*THE EXERCISE*. Make an exact copy of all the data.

--------------------

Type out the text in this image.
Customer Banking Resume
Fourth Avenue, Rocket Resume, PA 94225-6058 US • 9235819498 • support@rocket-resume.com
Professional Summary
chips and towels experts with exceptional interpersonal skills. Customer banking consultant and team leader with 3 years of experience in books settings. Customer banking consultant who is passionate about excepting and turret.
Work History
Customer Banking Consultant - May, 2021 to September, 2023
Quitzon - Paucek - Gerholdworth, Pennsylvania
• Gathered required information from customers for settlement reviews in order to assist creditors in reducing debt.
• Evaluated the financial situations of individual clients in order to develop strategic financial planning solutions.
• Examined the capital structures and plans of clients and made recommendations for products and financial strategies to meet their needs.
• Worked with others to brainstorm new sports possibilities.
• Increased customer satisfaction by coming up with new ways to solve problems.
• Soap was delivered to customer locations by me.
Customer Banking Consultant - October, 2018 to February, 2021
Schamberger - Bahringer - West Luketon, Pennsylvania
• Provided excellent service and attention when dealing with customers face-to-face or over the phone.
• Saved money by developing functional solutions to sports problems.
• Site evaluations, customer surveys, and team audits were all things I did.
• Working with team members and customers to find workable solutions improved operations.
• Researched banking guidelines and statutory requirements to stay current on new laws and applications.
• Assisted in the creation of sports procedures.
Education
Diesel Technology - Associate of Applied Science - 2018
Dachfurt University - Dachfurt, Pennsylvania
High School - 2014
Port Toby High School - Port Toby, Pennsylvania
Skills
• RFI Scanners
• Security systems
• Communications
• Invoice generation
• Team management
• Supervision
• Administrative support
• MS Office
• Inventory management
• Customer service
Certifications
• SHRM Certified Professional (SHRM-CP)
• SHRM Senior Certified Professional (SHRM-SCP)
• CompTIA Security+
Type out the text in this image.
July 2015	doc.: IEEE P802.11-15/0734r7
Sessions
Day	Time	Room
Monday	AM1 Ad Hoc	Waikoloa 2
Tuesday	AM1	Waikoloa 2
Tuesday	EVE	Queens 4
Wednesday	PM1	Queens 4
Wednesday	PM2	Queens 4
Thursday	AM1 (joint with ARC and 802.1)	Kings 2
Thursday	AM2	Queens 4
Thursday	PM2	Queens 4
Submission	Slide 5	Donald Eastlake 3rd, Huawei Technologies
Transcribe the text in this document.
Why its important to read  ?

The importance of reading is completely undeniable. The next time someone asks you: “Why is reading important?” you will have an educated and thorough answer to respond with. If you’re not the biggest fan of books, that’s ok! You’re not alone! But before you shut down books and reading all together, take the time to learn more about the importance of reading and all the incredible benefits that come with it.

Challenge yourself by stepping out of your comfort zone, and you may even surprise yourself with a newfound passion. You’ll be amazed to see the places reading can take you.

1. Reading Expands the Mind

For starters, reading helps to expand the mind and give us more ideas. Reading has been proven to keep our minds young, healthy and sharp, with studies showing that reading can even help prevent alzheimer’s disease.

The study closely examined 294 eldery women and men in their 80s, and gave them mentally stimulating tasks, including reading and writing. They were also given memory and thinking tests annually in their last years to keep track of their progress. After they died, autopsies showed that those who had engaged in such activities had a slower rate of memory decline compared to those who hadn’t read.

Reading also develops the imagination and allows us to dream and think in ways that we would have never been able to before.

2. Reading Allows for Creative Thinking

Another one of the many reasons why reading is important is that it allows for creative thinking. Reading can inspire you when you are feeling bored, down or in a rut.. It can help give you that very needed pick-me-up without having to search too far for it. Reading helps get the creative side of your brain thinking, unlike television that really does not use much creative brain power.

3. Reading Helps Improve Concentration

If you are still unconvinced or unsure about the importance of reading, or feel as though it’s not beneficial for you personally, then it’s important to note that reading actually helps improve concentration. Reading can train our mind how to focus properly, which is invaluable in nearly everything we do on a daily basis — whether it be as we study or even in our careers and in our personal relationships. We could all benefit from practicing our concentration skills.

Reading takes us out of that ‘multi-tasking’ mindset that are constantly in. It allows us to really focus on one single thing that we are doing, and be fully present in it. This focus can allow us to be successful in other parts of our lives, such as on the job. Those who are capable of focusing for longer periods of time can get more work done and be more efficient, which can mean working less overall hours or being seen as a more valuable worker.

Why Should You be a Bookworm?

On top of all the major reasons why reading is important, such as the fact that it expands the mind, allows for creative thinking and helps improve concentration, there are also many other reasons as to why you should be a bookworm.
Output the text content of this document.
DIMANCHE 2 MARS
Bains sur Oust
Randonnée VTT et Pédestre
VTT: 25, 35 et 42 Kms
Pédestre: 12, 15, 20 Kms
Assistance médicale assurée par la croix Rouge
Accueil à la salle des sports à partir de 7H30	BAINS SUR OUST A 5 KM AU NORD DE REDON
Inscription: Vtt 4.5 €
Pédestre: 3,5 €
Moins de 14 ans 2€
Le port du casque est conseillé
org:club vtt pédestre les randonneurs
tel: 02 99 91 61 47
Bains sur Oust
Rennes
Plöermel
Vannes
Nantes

--------------------

*RESULT OF THE TASK*.
Type out the text in this image.
Customer Banking Resume
Fourth Avenue, Rocket Resume, PA 94225-6058 US • 9235819498 • support@rocket-resume.com
Professional Summary
chips and towels experts with exceptional interpersonal skills. Customer banking consultant and team leader with 3 years of experience in books settings. Customer banking consultant who is passionate about excepting and turret.
Work History
Customer Banking Consultant - May, 2021 to September, 2023
Quitzon - Paucek - Gerholdworth, Pennsylvania
• Gathered required information from customers for settlement reviews in order to assist creditors in reducing debt.
• Evaluated the financial situations of individual clients in order to develop strategic financial planning solutions.
• Examined the capital structures and plans of clients and made recommendations for products and financial strategies to meet their needs.
• Worked with others to brainstorm new sports possibilities.
• Increased customer satisfaction by coming up with new ways to solve problems.
• Soap was delivered to customer locations by me.
Customer Banking Consultant - October, 2018 to February, 2021
Schamberger - Bahringer - West Luketon, Pennsylvania
• Provided excellent service and attention when dealing with customers face-to-face or over the phone.
• Saved money by developing functional solutions to sports problems.
• Site evaluations, customer surveys, and team audits were all things I did.
• Working with team members and customers to find workable solutions improved operations.
• Researched banking guidelines and statutory requirements to stay current on new laws and applications.
• Assisted in the creation of sports procedures.
Education
Diesel Technology - Associate of Applied Science - 2018
Dachfurt University - Dachfurt, Pennsylvania
High School - 2014
Port Toby High School - Port Toby, Pennsylvania
Skills
• RFI Scanners
• Security systems
• Communications
• Invoice generation
• Team management
• Supervision
• Administrative support
• MS Office
• Inventory management
• Customer service
Certifications
• SHRM Certified Professional (SHRM-CP)
• SHRM Senior Certified Professional (SHRM-SCP)
• CompTIA Security+
Type out the text in this image.
July 2015	doc.: IEEE P802.11-15/0734r7
Sessions
Day	Time	Room
Monday	AM1 Ad Hoc	Waikoloa 2
Tuesday	AM1	Waikoloa 2
Tuesday	EVE	Queens 4
Wednesday	PM1	Queens 4
Wednesday	PM2	Queens 4
Thursday	AM1 (joint with ARC and 802.1)	Kings 2
Thursday	AM2	Queens 4
Thursday	PM2	Queens 4
Submission	Slide 5	Donald Eastlake 3rd, Huawei Technologies
Transcribe the text in this document.
Why its important to read  ?

The importance of reading is completely undeniable. The next time someone asks you: “Why is reading important?” you will have an educated and thorough answer to respond with. If you’re not the biggest fan of books, that’s ok! You’re not alone! But before you shut down books and reading all together, take the time to learn more about the importance of reading and all the incredible benefits that come with it.

Challenge yourself by stepping out of your comfort zone, and you may even surprise yourself with a newfound passion. You’ll be amazed to see the places reading can take you.

1. Reading Expands the Mind

For starters, reading helps to expand the mind and give us more ideas. Reading has been proven to keep our minds young, healthy and sharp, with studies showing that reading can even help prevent alzheimer’s disease.

The study closely examined 294 eldery women and men in their 80s, and gave them mentally stimulating tasks, including reading and writing. They were also given memory and thinking tests annually in their last years to keep track of their progress. After they died, autopsies showed that those who had engaged in such activities had a slower rate of memory decline compared to those who hadn’t read.

Reading also develops the imagination and allows us to dream and think in ways that we would have never been able to before.

2. Reading Allows for Creative Thinking

Another one of the many reasons why reading is important is that it allows for creative thinking. Reading can inspire you when you are feeling bored, down or in a rut.. It can help give you that very needed pick-me-up without having to search too far for it. Reading helps get the creative side of your brain thinking, unlike television that really does not use much creative brain power.

3. Reading Helps Improve Concentration

If you are still unconvinced or unsure about the importance of reading, or feel as though it’s not beneficial for you personally, then it’s important to note that reading actually helps improve concentration. Reading can train our mind how to focus properly, which is invaluable in nearly everything we do on a daily basis — whether it be as we study or even in our careers and in our personal relationships. We could all benefit from practicing our concentration skills.

Reading takes us out of that ‘multi-tasking’ mindset that are constantly in. It allows us to really focus on one single thing that we are doing, and be fully present in it. This focus can allow us to be successful in other parts of our lives, such as on the job. Those who are capable of focusing for longer periods of time can get more work done and be more efficient, which can mean working less overall hours or being seen as a more valuable worker.

Why Should You be a Bookworm?

On top of all the major reasons why reading is important, such as the fact that it expands the mind, allows for creative thinking and helps improve concentration, there are also many other reasons as to why you should be a bookworm.
Output the text content of this document.
DIMANCHE 2 MARS
Bains sur Oust
Randonnée VTT et Pédestre
VTT: 25, 35 et 42 Kms
Pédestre: 12, 15, 20 Kms
Assistance médicale assurée par la croix Rouge
Accueil à la salle des sports à partir de 7H30	BAINS SUR OUST A 5 KM AU NORD DE REDON
Inscription: Vtt 4.5 €
Pédestre: 3,5 €
Moins de 14 ans 2€
Le port du casque est conseillé
org:club vtt pédestre les randonneurs
tel: 02 99 91 61 47
Bains sur Oust
Rennes
Plöermel
Vannes
Nantes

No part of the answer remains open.